Exercise instructions >>
In the records that follow, show each line where the word "genom" is present.

*** Block opens ***

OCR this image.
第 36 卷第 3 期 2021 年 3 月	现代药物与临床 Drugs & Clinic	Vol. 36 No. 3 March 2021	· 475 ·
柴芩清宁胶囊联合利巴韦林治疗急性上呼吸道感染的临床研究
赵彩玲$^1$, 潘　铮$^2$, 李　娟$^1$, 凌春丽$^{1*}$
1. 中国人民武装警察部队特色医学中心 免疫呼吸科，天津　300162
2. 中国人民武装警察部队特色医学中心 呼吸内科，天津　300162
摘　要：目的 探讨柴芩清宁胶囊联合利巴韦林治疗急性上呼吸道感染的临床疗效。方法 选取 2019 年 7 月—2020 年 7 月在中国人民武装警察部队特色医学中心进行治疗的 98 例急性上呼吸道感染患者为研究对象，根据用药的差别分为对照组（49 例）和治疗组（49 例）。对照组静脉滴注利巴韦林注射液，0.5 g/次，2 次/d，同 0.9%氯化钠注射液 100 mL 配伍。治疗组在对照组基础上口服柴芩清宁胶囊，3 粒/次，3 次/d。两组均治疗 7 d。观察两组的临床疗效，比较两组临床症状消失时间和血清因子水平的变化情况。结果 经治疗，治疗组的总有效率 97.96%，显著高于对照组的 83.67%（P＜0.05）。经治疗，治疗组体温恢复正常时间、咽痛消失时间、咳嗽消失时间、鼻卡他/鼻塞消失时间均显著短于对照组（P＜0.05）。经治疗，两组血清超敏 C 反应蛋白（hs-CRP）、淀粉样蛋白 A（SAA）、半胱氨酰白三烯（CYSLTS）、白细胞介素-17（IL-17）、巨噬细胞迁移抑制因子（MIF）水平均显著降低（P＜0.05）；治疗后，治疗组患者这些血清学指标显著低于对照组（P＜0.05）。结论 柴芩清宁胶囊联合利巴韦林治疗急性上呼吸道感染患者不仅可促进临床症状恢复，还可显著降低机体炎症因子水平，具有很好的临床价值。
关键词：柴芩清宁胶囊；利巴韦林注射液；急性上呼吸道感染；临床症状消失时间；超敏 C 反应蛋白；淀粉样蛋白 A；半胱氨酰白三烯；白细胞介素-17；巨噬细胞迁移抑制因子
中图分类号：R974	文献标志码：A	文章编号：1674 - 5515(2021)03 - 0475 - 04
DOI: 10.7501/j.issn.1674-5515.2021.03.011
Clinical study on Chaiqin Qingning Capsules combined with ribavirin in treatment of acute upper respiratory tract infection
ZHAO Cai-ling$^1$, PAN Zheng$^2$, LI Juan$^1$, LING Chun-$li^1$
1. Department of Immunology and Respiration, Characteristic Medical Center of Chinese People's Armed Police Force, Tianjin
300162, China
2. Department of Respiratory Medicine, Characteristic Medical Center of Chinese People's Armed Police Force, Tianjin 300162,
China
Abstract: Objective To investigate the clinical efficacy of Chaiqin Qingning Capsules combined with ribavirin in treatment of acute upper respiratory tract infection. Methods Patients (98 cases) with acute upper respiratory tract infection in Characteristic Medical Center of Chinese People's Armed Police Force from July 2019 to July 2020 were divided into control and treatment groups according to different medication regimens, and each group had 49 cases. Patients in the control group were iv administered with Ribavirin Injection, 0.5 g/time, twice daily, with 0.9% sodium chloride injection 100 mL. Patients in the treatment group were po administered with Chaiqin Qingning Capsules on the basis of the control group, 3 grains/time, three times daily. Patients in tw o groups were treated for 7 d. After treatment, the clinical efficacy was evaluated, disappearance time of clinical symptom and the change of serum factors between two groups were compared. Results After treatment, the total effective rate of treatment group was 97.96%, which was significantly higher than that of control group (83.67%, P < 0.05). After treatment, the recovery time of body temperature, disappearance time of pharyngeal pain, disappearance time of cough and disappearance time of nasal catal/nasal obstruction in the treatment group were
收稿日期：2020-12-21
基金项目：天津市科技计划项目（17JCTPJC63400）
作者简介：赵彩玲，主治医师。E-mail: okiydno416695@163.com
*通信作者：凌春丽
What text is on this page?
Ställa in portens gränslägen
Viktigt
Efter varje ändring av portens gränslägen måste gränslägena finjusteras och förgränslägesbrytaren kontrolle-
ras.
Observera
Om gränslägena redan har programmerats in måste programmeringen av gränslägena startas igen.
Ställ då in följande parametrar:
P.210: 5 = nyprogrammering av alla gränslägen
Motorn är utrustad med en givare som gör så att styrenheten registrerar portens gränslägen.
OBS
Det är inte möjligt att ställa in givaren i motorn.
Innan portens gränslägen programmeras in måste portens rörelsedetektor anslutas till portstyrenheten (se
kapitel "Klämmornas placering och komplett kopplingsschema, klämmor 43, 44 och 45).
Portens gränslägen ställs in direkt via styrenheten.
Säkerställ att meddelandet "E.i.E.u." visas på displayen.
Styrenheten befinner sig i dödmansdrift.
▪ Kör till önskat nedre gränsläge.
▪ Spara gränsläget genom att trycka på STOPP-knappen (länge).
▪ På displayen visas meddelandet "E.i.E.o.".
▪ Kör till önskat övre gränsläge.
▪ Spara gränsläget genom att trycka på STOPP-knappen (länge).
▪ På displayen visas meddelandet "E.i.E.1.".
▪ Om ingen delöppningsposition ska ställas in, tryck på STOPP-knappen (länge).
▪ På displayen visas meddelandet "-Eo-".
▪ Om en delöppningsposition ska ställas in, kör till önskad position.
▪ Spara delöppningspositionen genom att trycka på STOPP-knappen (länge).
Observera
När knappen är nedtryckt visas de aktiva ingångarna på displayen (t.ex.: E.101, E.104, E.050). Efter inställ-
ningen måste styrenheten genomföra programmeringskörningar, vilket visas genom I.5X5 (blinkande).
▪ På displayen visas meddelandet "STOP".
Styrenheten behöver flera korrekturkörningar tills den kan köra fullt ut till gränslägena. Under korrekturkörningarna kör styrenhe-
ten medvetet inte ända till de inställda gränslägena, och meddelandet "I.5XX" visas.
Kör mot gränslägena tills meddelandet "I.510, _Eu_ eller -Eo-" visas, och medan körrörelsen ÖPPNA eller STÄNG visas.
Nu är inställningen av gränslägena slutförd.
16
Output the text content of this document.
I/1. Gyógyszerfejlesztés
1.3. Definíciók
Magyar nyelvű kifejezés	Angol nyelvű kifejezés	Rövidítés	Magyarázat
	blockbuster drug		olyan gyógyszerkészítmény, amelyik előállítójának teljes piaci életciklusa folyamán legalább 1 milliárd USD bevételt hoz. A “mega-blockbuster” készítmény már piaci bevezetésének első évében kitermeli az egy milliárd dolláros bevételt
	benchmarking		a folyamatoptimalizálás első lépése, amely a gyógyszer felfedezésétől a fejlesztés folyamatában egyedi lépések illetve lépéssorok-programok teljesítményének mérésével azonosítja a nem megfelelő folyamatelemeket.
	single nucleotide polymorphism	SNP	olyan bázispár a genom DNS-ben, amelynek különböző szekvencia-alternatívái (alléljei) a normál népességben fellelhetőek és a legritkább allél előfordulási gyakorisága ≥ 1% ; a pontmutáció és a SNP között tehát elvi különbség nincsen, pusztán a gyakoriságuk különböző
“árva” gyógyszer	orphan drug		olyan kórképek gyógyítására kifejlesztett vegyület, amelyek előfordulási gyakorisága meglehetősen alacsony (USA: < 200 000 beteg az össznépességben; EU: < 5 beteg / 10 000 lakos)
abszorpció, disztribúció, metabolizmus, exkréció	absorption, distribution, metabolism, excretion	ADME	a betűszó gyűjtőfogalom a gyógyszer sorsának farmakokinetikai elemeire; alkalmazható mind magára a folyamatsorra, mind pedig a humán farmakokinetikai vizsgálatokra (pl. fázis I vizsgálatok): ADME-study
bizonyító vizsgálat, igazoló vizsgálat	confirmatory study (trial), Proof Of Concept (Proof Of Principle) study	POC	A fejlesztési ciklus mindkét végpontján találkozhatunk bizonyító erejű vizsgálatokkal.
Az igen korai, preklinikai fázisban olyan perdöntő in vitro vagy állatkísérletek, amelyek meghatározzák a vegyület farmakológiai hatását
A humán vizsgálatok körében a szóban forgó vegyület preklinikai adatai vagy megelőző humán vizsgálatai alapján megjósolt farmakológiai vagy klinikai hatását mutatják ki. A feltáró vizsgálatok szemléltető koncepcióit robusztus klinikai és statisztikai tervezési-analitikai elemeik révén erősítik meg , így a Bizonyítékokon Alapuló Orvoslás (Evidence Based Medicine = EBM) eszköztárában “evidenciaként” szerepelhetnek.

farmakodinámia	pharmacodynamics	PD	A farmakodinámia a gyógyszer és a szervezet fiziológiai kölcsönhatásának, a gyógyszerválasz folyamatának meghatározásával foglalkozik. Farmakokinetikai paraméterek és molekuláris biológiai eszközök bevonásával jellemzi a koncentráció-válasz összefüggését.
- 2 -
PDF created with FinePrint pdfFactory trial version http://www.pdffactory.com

*** Block closes ***

Task solution >>
▪ Spara gränsläget genom att trycka på STOPP-knappen (länge).
▪ Spara gränsläget genom att trycka på STOPP-knappen (länge).
▪ Spara delöppningspositionen genom att trycka på STOPP-knappen (länge).
ningen måste styrenheten genomföra programmeringskörningar, vilket visas genom I.5X5 (blinkande).
	single nucleotide polymorphism	SNP	olyan bázispár a genom DNS-ben, amelynek különböző szekvencia-alternatívái (alléljei) a normál népességben fellelhetőek és a legritkább allél előfordulási gyakorisága ≥ 1% ; a pontmutáció és a SNP között tehát elvi különbség nincsen, pusztán a gyakoriságuk különböző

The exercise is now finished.